[Collected data entries]
^^^^^^^^

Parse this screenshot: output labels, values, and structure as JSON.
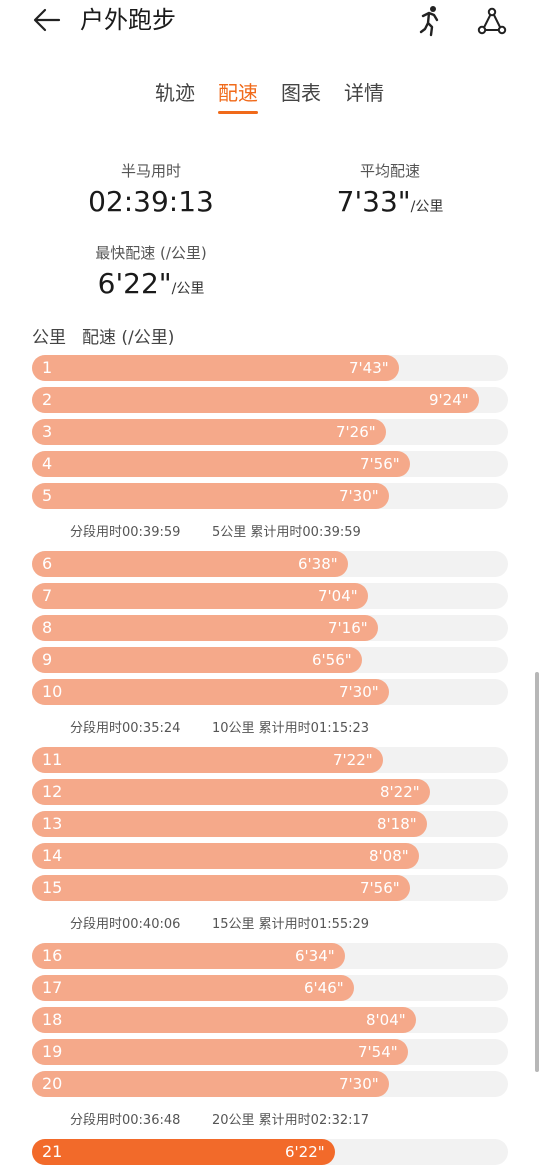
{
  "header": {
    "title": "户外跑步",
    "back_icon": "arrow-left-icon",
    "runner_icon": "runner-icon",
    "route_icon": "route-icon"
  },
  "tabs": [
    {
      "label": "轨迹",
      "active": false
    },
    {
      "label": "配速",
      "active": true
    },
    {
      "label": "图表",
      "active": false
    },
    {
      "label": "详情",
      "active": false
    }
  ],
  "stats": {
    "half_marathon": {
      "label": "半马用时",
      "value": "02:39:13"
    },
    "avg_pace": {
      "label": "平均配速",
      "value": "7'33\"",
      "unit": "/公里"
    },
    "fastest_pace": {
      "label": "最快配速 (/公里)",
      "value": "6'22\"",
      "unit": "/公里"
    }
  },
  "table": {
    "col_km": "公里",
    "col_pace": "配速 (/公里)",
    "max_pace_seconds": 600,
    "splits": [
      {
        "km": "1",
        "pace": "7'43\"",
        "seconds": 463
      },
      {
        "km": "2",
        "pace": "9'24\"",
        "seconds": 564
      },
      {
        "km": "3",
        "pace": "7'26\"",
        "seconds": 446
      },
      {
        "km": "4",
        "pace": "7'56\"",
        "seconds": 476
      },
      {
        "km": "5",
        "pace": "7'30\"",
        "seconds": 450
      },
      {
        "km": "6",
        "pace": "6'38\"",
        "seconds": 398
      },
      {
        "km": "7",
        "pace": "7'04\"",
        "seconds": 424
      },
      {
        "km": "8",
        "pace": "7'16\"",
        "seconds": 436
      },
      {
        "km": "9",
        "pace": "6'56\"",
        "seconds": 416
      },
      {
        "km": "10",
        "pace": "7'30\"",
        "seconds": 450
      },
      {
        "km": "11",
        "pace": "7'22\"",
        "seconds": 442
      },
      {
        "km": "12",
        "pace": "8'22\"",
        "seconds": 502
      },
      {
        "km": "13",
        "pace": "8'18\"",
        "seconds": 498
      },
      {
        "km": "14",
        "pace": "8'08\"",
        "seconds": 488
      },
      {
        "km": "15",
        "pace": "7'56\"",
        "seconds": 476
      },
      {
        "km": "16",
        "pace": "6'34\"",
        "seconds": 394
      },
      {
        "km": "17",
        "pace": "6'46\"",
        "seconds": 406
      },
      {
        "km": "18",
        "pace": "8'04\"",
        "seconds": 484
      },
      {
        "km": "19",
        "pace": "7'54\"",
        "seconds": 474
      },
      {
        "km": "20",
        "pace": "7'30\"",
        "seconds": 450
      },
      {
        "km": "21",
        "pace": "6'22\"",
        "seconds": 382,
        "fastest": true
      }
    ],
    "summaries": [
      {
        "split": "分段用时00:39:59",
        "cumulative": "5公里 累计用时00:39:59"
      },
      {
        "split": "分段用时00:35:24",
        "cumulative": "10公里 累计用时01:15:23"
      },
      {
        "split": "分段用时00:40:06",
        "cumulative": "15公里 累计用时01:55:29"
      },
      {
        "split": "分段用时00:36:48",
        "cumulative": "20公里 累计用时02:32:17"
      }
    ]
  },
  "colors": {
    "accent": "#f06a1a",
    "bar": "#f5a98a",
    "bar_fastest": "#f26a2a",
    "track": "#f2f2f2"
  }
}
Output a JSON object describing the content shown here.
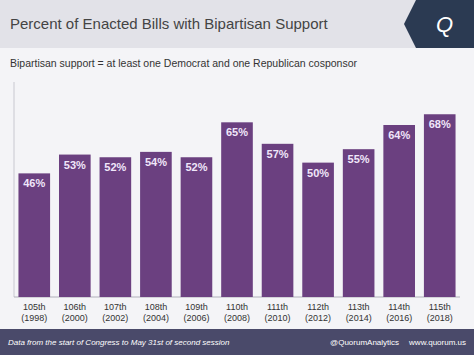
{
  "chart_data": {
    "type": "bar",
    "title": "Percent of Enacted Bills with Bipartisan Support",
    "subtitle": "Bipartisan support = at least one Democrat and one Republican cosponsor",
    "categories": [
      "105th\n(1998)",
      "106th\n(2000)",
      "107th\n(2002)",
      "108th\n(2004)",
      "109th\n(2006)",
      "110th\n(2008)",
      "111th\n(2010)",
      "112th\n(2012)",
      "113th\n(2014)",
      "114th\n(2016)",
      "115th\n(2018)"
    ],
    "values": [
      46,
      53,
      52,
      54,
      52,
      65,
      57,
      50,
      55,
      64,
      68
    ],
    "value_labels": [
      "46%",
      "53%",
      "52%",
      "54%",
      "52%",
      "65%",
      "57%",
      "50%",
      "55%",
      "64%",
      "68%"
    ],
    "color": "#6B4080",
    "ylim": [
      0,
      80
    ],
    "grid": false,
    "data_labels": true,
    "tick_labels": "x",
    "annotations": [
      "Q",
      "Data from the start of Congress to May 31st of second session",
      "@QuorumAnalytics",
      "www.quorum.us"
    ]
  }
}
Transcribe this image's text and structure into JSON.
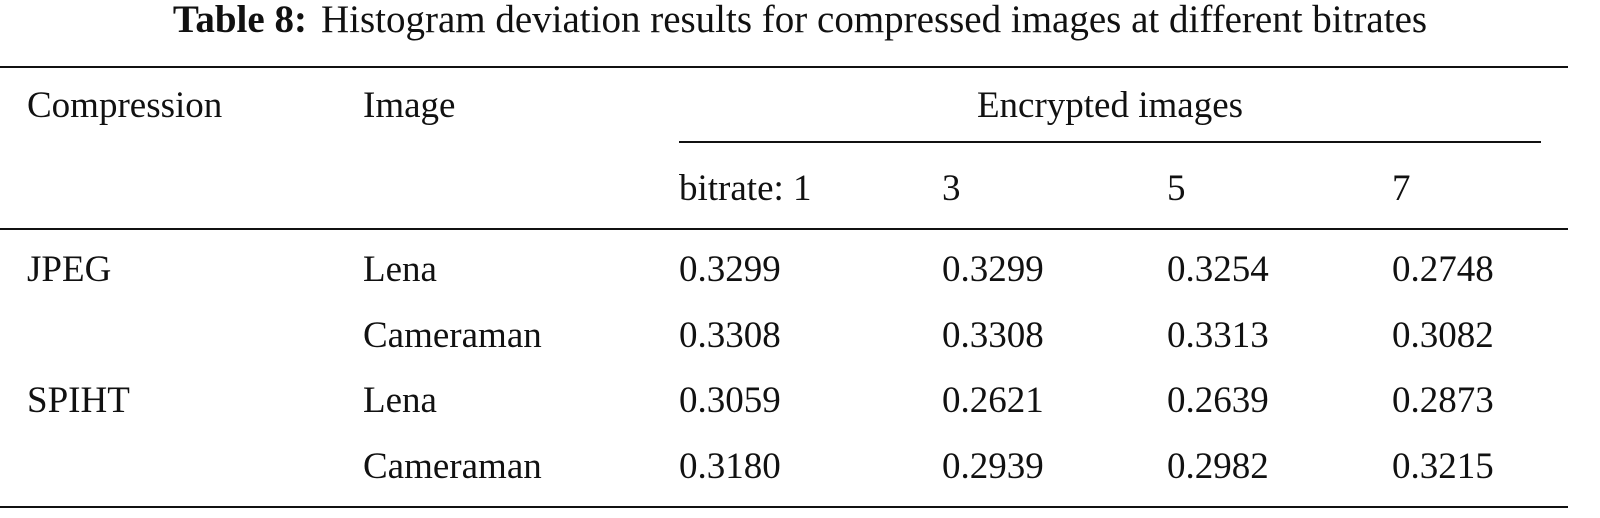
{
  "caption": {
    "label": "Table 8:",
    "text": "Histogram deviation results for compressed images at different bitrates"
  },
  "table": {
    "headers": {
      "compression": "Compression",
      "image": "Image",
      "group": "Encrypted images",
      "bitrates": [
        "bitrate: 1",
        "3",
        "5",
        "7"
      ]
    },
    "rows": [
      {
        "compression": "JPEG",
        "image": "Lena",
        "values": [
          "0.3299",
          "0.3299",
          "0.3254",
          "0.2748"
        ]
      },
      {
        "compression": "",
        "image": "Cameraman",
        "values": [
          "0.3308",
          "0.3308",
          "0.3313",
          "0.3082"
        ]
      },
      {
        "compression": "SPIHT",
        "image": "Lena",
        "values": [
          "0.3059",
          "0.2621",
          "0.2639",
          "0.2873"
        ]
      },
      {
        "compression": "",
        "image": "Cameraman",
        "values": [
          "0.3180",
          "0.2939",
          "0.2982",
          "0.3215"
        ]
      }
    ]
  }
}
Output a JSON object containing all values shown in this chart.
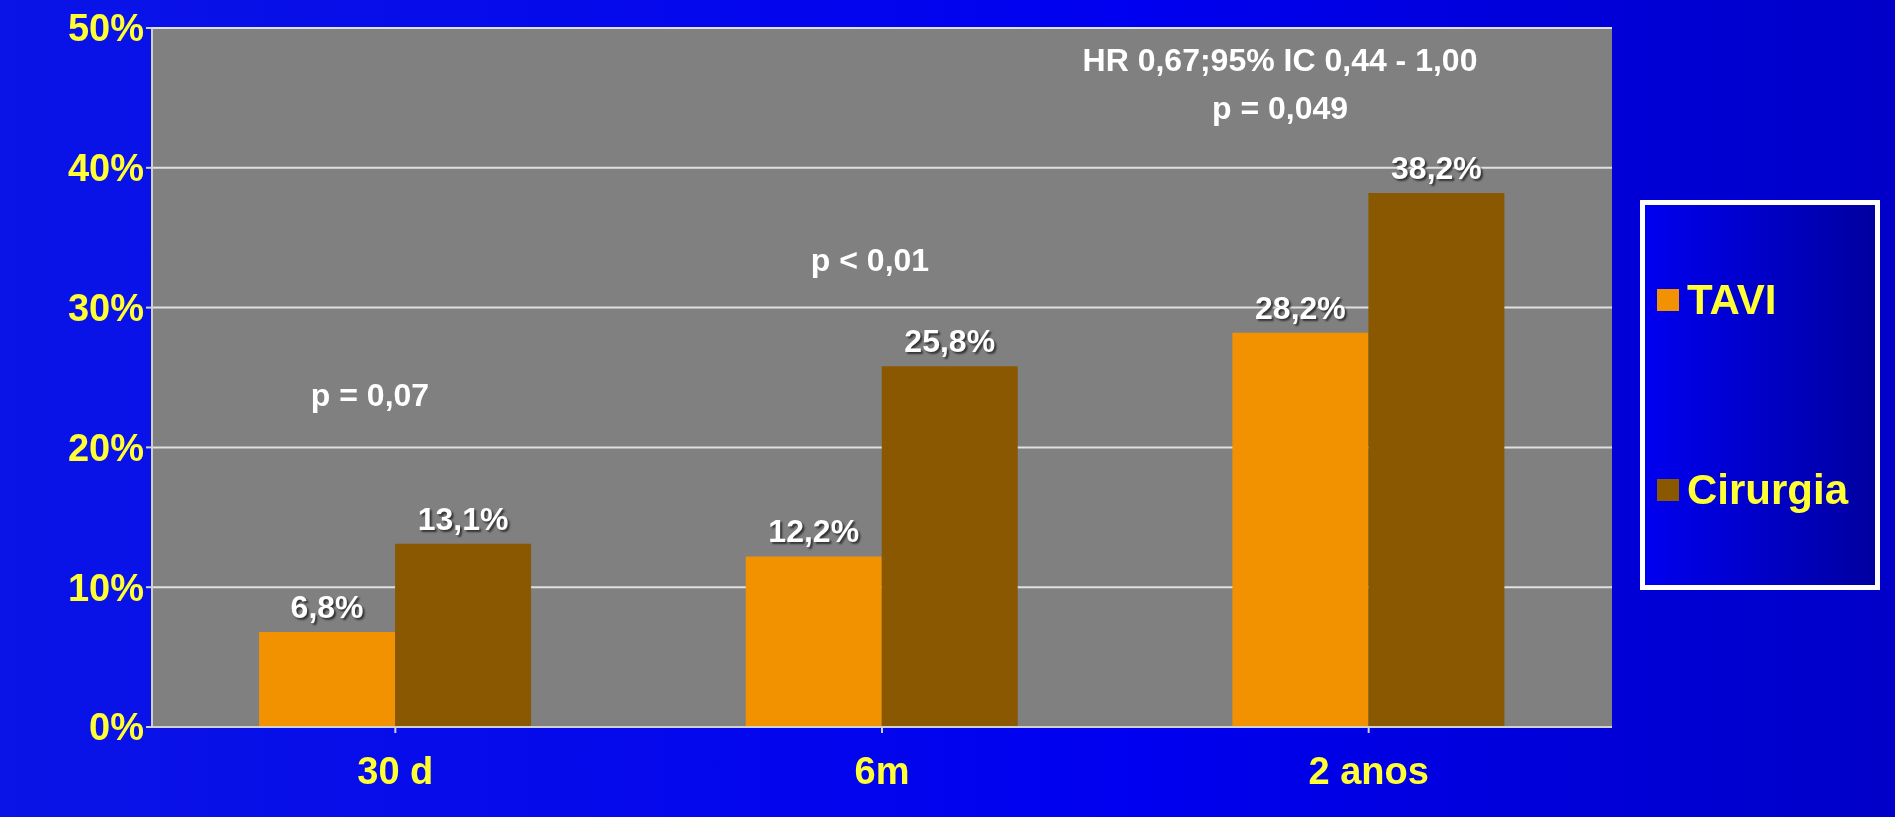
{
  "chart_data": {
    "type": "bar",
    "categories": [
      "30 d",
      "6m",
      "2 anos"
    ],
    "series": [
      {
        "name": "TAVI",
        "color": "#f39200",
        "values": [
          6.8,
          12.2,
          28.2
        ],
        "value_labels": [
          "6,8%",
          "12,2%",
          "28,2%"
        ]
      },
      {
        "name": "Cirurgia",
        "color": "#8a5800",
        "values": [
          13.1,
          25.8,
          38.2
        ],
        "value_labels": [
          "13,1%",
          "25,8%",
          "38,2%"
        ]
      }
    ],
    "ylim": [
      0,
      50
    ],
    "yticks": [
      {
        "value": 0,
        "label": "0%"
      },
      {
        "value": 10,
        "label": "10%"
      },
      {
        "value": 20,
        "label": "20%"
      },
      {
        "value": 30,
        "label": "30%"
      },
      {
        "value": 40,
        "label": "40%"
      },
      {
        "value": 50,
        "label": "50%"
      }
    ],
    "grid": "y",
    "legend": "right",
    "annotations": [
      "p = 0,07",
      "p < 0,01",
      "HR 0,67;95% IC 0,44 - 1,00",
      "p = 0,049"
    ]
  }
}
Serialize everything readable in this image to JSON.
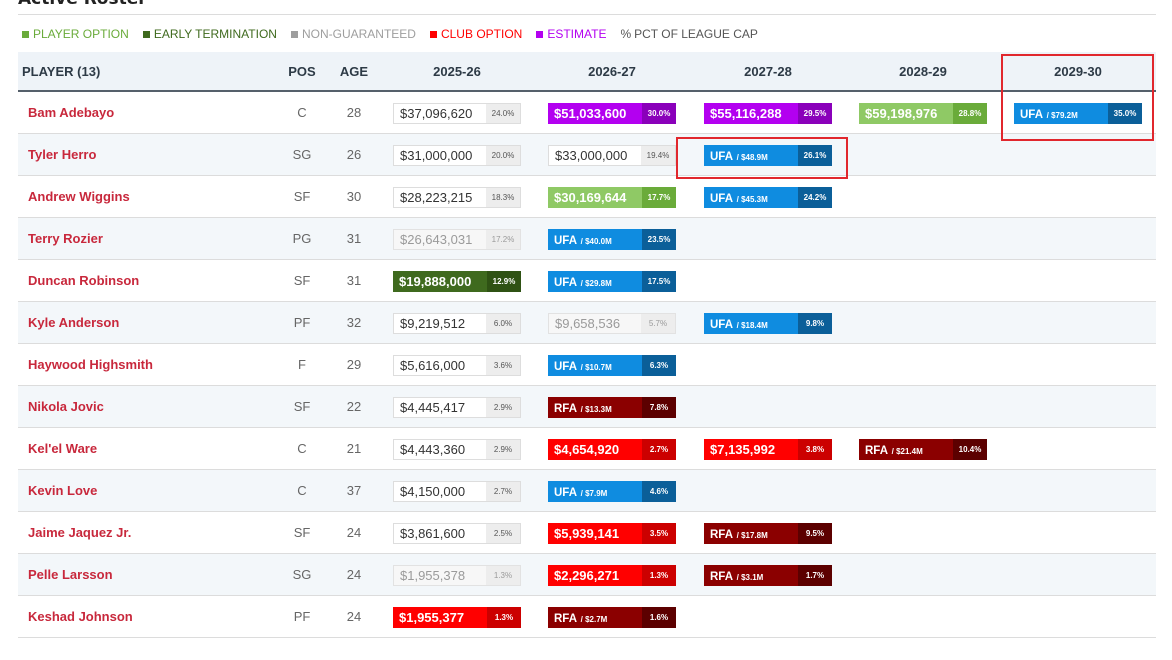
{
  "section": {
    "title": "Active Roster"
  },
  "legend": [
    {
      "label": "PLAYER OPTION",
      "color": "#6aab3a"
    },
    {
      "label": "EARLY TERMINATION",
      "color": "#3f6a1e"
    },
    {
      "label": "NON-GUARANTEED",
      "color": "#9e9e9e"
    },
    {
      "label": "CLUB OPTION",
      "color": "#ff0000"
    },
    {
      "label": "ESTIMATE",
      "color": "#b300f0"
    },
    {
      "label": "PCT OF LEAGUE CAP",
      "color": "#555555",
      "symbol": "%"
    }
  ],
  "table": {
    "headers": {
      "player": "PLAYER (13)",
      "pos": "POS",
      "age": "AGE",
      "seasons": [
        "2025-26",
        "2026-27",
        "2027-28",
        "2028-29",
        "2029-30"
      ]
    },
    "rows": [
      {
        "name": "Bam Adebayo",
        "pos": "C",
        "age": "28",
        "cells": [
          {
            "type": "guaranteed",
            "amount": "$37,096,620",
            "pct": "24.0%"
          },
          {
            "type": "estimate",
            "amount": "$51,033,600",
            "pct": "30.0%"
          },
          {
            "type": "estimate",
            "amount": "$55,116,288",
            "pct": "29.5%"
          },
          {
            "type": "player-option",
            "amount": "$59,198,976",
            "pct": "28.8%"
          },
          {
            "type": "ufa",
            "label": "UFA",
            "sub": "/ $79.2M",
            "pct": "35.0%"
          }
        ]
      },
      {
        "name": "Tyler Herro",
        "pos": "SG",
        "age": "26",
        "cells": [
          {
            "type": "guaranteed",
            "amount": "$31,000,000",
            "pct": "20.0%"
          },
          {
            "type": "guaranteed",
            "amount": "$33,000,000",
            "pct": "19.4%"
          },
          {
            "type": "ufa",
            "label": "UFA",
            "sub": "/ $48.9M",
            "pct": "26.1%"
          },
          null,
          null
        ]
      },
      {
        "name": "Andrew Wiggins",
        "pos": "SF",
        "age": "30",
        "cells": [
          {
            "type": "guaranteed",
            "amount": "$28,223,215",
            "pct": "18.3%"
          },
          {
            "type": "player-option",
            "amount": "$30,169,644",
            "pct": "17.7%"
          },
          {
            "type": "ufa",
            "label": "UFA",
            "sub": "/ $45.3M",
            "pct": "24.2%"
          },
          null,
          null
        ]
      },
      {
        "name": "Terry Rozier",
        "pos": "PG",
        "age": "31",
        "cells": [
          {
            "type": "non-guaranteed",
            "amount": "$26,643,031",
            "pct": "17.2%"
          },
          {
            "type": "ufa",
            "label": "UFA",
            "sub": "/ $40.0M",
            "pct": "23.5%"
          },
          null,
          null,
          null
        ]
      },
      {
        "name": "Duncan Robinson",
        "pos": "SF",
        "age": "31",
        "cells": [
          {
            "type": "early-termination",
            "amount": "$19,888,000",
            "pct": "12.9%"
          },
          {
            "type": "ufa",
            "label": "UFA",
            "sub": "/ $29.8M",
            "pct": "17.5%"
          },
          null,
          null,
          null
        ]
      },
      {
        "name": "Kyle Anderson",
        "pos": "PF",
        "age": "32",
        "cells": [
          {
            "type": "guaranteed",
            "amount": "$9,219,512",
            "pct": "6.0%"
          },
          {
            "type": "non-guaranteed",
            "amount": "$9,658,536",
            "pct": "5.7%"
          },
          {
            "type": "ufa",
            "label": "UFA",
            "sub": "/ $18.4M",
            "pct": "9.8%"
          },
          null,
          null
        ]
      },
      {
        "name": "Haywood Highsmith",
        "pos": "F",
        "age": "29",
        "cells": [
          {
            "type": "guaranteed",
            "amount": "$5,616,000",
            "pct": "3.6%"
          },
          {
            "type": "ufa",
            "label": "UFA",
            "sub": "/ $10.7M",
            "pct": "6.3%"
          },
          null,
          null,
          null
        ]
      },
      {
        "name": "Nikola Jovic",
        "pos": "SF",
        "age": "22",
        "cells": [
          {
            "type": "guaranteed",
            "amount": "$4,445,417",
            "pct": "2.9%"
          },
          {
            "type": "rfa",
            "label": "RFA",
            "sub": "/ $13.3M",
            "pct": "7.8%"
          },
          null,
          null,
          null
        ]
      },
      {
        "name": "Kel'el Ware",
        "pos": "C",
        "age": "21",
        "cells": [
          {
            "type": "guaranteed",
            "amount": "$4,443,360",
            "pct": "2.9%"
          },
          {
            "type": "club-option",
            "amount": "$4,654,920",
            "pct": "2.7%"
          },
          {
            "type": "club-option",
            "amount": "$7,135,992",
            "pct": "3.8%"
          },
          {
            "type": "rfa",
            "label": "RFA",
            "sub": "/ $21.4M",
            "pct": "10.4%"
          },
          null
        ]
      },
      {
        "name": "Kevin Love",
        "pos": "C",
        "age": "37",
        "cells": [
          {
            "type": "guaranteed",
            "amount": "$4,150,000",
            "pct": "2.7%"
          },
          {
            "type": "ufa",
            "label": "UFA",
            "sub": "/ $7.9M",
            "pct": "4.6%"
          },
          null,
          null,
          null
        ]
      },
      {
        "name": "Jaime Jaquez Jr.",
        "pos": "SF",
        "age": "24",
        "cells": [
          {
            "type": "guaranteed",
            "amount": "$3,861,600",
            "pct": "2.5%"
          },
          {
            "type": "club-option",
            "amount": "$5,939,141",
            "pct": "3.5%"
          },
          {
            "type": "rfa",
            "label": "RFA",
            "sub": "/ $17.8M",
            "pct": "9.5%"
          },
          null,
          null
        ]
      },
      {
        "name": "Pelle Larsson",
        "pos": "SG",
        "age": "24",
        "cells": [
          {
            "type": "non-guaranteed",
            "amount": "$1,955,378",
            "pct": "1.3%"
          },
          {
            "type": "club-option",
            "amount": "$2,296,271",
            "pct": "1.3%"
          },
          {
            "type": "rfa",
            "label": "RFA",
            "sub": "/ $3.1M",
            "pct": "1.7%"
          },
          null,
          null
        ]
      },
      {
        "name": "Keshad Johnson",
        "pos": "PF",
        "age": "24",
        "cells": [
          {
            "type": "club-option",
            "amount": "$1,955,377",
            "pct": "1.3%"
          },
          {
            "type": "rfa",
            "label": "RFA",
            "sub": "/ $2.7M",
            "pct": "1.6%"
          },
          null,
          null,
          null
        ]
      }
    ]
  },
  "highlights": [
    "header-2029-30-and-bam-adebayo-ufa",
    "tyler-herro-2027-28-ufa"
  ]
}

^^^^^^^^

● **WHAT TO WORK ON**
Give only the number of lines in the records that include the word "text".

● **FINISHED ANSWER**
2